* [SET PROBLEM]:
Your task is to extract every entry that follows word for word while excluding the pictures.

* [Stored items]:
>>>

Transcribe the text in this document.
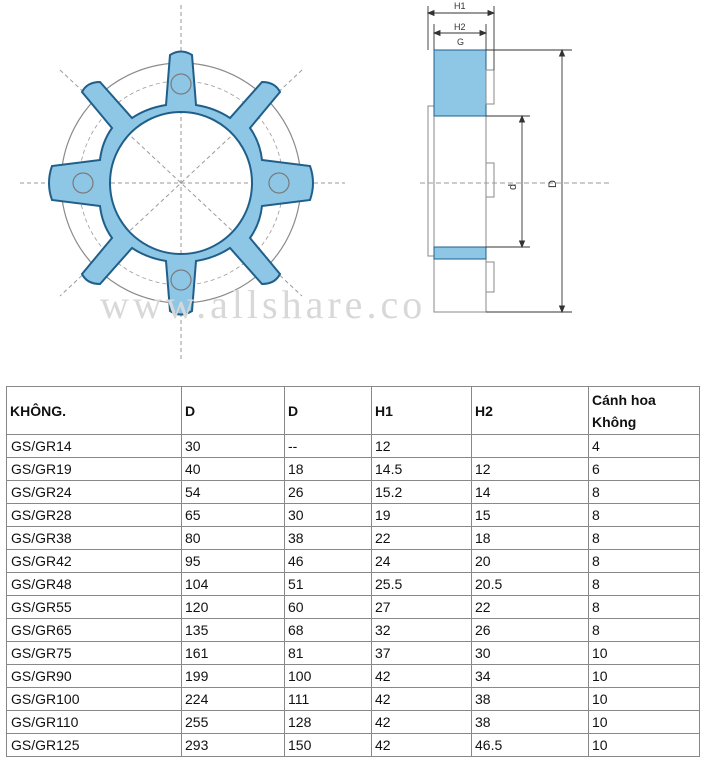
www.allshare.co
H1
H2
G
d	D
KHÔNG.	D	D	H1	H2	Cánh hoa Không
GS/GR14	30	--	12		4
GS/GR19	40	18	14.5	12	6
GS/GR24	54	26	15.2	14	8
GS/GR28	65	30	19	15	8
GS/GR38	80	38	22	18	8
GS/GR42	95	46	24	20	8
GS/GR48	104	51	25.5	20.5	8
GS/GR55	120	60	27	22	8
GS/GR65	135	68	32	26	8
GS/GR75	161	81	37	30	10
GS/GR90	199	100	42	34	10
GS/GR100	224	111	42	38	10
GS/GR110	255	128	42	38	10
GS/GR125	293	150	42	46.5	10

<<<

* [EXERCISE RESULT]:
Transcribe the text in this document.
www.allshare.co
H1
H2
G
d	D
KHÔNG.	D	D	H1	H2	Cánh hoa Không
GS/GR14	30	--	12		4
GS/GR19	40	18	14.5	12	6
GS/GR24	54	26	15.2	14	8
GS/GR28	65	30	19	15	8
GS/GR38	80	38	22	18	8
GS/GR42	95	46	24	20	8
GS/GR48	104	51	25.5	20.5	8
GS/GR55	120	60	27	22	8
GS/GR65	135	68	32	26	8
GS/GR75	161	81	37	30	10
GS/GR90	199	100	42	34	10
GS/GR100	224	111	42	38	10
GS/GR110	255	128	42	38	10
GS/GR125	293	150	42	46.5	10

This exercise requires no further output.